+++ Recorded data +++

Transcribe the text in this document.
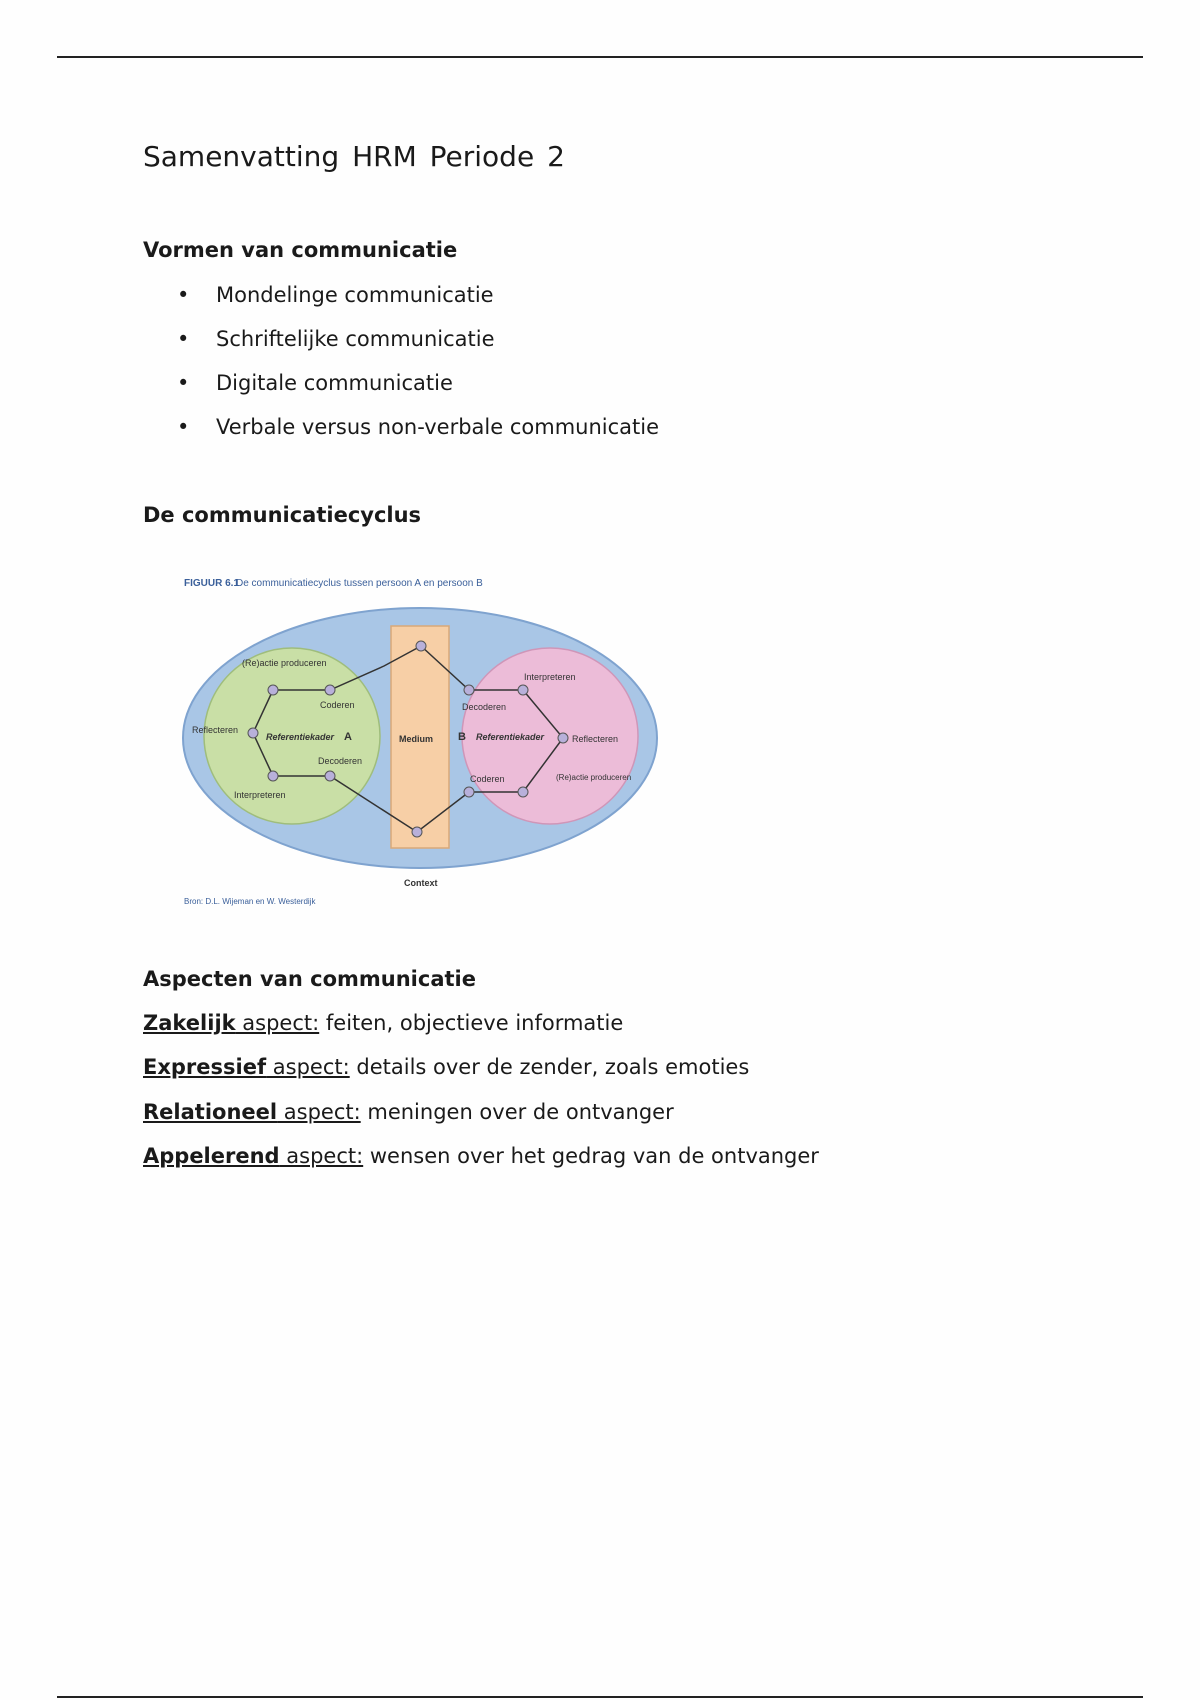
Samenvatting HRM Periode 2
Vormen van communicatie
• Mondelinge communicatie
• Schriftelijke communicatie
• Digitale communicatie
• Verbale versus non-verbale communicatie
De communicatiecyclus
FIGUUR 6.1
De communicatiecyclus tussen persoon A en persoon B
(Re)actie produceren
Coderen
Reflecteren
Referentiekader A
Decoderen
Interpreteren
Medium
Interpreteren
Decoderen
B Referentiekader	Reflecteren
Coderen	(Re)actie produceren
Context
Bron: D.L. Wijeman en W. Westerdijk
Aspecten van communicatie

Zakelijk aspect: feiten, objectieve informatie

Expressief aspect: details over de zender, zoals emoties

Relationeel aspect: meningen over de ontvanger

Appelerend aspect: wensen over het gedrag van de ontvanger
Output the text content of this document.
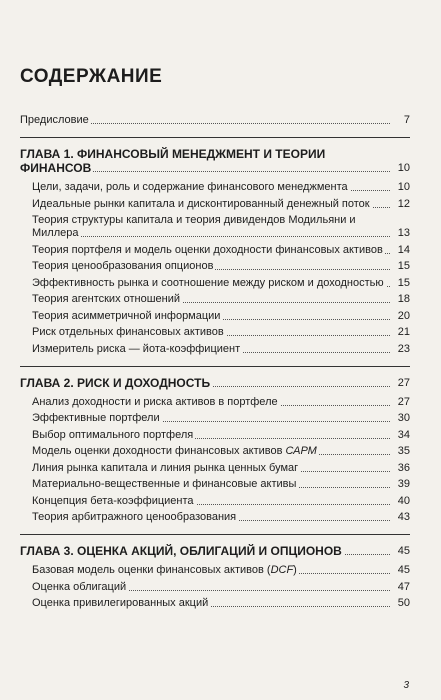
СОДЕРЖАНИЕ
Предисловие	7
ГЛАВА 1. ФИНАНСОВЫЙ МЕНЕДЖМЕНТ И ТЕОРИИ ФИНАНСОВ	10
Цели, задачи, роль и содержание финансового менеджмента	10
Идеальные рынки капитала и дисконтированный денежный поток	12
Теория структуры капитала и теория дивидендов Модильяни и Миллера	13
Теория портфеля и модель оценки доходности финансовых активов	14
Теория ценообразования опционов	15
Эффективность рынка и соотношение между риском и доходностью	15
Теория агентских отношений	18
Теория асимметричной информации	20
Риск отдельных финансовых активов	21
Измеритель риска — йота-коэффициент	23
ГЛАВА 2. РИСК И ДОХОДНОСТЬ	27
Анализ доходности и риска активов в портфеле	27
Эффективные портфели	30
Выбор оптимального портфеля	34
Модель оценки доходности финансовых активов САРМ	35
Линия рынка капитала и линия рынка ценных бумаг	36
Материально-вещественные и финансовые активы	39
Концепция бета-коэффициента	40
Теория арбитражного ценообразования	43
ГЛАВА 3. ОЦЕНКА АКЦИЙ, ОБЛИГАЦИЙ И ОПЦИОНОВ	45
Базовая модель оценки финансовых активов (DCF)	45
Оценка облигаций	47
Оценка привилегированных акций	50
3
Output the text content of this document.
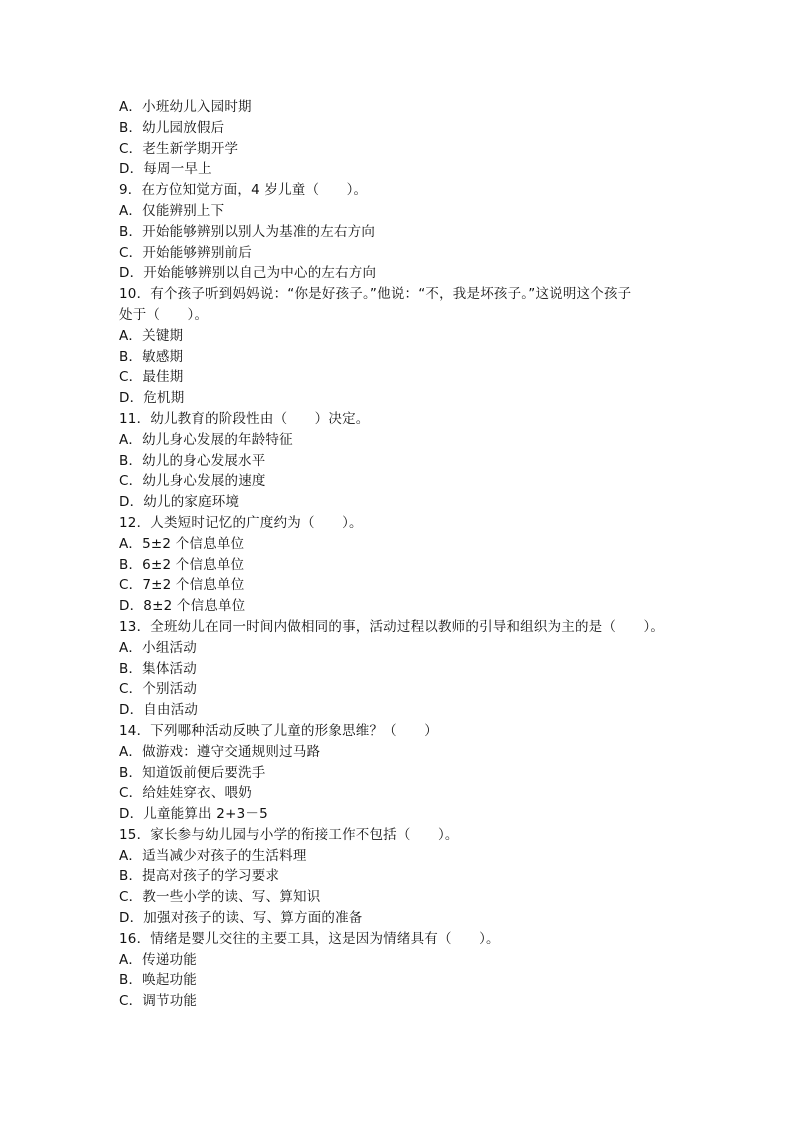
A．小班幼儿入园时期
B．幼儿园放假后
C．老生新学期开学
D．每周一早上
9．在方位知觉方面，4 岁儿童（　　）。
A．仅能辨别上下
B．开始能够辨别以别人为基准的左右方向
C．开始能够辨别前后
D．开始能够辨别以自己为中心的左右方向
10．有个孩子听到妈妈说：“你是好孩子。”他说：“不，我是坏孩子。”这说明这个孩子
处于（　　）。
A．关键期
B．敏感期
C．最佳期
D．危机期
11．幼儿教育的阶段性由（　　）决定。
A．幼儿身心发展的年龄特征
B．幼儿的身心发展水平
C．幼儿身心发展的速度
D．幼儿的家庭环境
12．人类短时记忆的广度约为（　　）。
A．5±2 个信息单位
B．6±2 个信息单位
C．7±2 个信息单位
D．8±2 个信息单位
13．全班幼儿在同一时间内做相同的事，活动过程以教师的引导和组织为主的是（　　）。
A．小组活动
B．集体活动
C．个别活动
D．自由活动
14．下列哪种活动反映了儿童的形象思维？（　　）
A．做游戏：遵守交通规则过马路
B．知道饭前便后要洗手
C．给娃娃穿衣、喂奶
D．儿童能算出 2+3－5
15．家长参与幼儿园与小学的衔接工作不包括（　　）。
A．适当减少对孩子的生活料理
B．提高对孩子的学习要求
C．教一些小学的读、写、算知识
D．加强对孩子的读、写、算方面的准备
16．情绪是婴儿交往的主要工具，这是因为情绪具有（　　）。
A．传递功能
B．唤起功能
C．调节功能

+++

Description of the task
Skip the pictures and transcribe the rest of the records exactly.

Finished exercise
Transcribe the text in this document.
Samenvatting HRM Periode 2
Vormen van communicatie
• Mondelinge communicatie
• Schriftelijke communicatie
• Digitale communicatie
• Verbale versus non-verbale communicatie
De communicatiecyclus
FIGUUR 6.1
De communicatiecyclus tussen persoon A en persoon B
(Re)actie produceren
Coderen
Reflecteren
Referentiekader A
Decoderen
Interpreteren
Medium
Interpreteren
Decoderen
B Referentiekader	Reflecteren
Coderen	(Re)actie produceren
Context
Bron: D.L. Wijeman en W. Westerdijk
Aspecten van communicatie

Zakelijk aspect: feiten, objectieve informatie

Expressief aspect: details over de zender, zoals emoties

Relationeel aspect: meningen over de ontvanger

Appelerend aspect: wensen over het gedrag van de ontvanger
Output the text content of this document.
СОДЕРЖАНИЕ
Предисловие	7
ГЛАВА 1. ФИНАНСОВЫЙ МЕНЕДЖМЕНТ И ТЕОРИИ ФИНАНСОВ	10
Цели, задачи, роль и содержание финансового менеджмента	10
Идеальные рынки капитала и дисконтированный денежный поток	12
Теория структуры капитала и теория дивидендов Модильяни и Миллера	13
Теория портфеля и модель оценки доходности финансовых активов	14
Теория ценообразования опционов	15
Эффективность рынка и соотношение между риском и доходностью	15
Теория агентских отношений	18
Теория асимметричной информации	20
Риск отдельных финансовых активов	21
Измеритель риска — йота-коэффициент	23
ГЛАВА 2. РИСК И ДОХОДНОСТЬ	27
Анализ доходности и риска активов в портфеле	27
Эффективные портфели	30
Выбор оптимального портфеля	34
Модель оценки доходности финансовых активов САРМ	35
Линия рынка капитала и линия рынка ценных бумаг	36
Материально-вещественные и финансовые активы	39
Концепция бета-коэффициента	40
Теория арбитражного ценообразования	43
ГЛАВА 3. ОЦЕНКА АКЦИЙ, ОБЛИГАЦИЙ И ОПЦИОНОВ	45
Базовая модель оценки финансовых активов (DCF)	45
Оценка облигаций	47
Оценка привилегированных акций	50
3
Output the text content of this document.
A．小班幼儿入园时期
B．幼儿园放假后
C．老生新学期开学
D．每周一早上
9．在方位知觉方面，4 岁儿童（　　）。
A．仅能辨别上下
B．开始能够辨别以别人为基准的左右方向
C．开始能够辨别前后
D．开始能够辨别以自己为中心的左右方向
10．有个孩子听到妈妈说：“你是好孩子。”他说：“不，我是坏孩子。”这说明这个孩子
处于（　　）。
A．关键期
B．敏感期
C．最佳期
D．危机期
11．幼儿教育的阶段性由（　　）决定。
A．幼儿身心发展的年龄特征
B．幼儿的身心发展水平
C．幼儿身心发展的速度
D．幼儿的家庭环境
12．人类短时记忆的广度约为（　　）。
A．5±2 个信息单位
B．6±2 个信息单位
C．7±2 个信息单位
D．8±2 个信息单位
13．全班幼儿在同一时间内做相同的事，活动过程以教师的引导和组织为主的是（　　）。
A．小组活动
B．集体活动
C．个别活动
D．自由活动
14．下列哪种活动反映了儿童的形象思维？（　　）
A．做游戏：遵守交通规则过马路
B．知道饭前便后要洗手
C．给娃娃穿衣、喂奶
D．儿童能算出 2+3－5
15．家长参与幼儿园与小学的衔接工作不包括（　　）。
A．适当减少对孩子的生活料理
B．提高对孩子的学习要求
C．教一些小学的读、写、算知识
D．加强对孩子的读、写、算方面的准备
16．情绪是婴儿交往的主要工具，这是因为情绪具有（　　）。
A．传递功能
B．唤起功能
C．调节功能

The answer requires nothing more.